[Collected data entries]
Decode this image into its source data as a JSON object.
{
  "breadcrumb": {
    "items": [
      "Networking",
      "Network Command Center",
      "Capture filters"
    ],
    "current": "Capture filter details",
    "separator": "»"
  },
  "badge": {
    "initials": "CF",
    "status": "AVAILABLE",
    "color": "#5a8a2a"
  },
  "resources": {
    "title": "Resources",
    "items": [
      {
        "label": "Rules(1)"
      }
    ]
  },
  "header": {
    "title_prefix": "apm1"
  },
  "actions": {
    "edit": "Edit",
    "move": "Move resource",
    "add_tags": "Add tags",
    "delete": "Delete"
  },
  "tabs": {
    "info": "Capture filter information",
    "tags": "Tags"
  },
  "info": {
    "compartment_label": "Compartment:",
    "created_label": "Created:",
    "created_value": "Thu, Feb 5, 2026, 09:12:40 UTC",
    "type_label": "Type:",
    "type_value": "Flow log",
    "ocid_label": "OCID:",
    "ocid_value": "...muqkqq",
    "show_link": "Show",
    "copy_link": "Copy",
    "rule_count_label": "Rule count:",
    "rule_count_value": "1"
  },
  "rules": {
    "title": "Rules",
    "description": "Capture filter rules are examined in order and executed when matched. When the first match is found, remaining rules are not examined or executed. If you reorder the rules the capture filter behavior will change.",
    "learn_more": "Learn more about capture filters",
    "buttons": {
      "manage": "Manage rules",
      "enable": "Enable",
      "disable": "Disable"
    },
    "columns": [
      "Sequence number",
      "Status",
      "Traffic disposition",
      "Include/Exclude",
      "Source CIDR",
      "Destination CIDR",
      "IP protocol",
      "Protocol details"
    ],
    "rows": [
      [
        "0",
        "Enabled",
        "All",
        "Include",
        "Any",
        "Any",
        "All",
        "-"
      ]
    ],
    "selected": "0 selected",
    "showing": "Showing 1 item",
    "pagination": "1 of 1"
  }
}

§ What the task requires: Your task is to output all of the data above word for word.

§ Exercise output:
Decode this image into its source data as a JSON object.
{
  "breadcrumb": {
    "items": [
      "Networking",
      "Network Command Center",
      "Capture filters"
    ],
    "current": "Capture filter details",
    "separator": "»"
  },
  "badge": {
    "initials": "CF",
    "status": "AVAILABLE",
    "color": "#5a8a2a"
  },
  "resources": {
    "title": "Resources",
    "items": [
      {
        "label": "Rules(1)"
      }
    ]
  },
  "header": {
    "title_prefix": "apm1"
  },
  "actions": {
    "edit": "Edit",
    "move": "Move resource",
    "add_tags": "Add tags",
    "delete": "Delete"
  },
  "tabs": {
    "info": "Capture filter information",
    "tags": "Tags"
  },
  "info": {
    "compartment_label": "Compartment:",
    "created_label": "Created:",
    "created_value": "Thu, Feb 5, 2026, 09:12:40 UTC",
    "type_label": "Type:",
    "type_value": "Flow log",
    "ocid_label": "OCID:",
    "ocid_value": "...muqkqq",
    "show_link": "Show",
    "copy_link": "Copy",
    "rule_count_label": "Rule count:",
    "rule_count_value": "1"
  },
  "rules": {
    "title": "Rules",
    "description": "Capture filter rules are examined in order and executed when matched. When the first match is found, remaining rules are not examined or executed. If you reorder the rules the capture filter behavior will change.",
    "learn_more": "Learn more about capture filters",
    "buttons": {
      "manage": "Manage rules",
      "enable": "Enable",
      "disable": "Disable"
    },
    "columns": [
      "Sequence number",
      "Status",
      "Traffic disposition",
      "Include/Exclude",
      "Source CIDR",
      "Destination CIDR",
      "IP protocol",
      "Protocol details"
    ],
    "rows": [
      [
        "0",
        "Enabled",
        "All",
        "Include",
        "Any",
        "Any",
        "All",
        "-"
      ]
    ],
    "selected": "0 selected",
    "showing": "Showing 1 item",
    "pagination": "1 of 1"
  }
}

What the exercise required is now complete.